Instructions to follow:
Can you rewrite the records from their start through the line containing "phone-screen: 10:47 Welcome", swapping "onboarding-illustration" for "welcome-illustration" and leaving everything else unchanged?
============
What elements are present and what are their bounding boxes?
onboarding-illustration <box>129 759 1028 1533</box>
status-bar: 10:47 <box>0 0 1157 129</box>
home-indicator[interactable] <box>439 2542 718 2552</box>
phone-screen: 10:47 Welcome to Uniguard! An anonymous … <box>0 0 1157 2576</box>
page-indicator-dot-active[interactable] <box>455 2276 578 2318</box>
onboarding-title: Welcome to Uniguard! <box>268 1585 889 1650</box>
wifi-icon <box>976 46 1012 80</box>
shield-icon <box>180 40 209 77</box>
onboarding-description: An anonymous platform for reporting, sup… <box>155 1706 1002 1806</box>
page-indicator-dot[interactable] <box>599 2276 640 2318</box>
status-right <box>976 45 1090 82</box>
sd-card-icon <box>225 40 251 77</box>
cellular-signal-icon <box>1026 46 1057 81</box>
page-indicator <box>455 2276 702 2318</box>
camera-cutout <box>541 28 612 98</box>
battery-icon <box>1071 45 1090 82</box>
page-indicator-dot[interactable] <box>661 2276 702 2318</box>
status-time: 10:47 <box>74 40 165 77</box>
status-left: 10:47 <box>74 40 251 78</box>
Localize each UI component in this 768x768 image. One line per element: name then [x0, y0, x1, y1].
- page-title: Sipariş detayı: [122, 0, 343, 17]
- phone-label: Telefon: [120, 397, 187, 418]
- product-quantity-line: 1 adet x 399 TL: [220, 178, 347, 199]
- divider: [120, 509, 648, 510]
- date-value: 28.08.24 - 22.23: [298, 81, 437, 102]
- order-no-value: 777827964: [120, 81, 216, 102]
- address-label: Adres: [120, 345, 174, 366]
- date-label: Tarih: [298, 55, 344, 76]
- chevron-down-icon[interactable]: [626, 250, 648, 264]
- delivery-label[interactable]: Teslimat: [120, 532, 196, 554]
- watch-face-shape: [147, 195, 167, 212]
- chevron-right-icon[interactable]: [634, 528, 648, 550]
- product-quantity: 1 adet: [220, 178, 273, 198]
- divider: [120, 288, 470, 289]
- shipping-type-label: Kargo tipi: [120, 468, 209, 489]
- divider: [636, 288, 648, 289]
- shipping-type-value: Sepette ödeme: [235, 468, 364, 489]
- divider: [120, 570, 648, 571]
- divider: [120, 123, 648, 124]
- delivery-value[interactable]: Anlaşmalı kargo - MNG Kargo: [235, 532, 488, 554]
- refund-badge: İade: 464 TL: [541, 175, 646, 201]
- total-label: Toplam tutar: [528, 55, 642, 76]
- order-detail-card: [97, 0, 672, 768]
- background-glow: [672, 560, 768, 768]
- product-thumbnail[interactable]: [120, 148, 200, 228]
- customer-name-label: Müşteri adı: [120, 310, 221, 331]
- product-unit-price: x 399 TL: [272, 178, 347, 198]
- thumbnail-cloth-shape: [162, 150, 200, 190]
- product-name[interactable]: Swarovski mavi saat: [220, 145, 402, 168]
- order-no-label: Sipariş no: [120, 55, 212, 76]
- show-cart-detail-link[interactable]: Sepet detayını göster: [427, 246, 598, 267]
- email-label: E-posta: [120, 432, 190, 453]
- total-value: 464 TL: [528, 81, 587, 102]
============
Result of the exercise:
What elements are present and what are their bounding boxes?
welcome-illustration <box>129 759 1028 1533</box>
status-bar: 10:47 <box>0 0 1157 129</box>
home-indicator[interactable] <box>439 2542 718 2552</box>
phone-screen: 10:47 Welcome to Uniguard! An anonymous … <box>0 0 1157 2576</box>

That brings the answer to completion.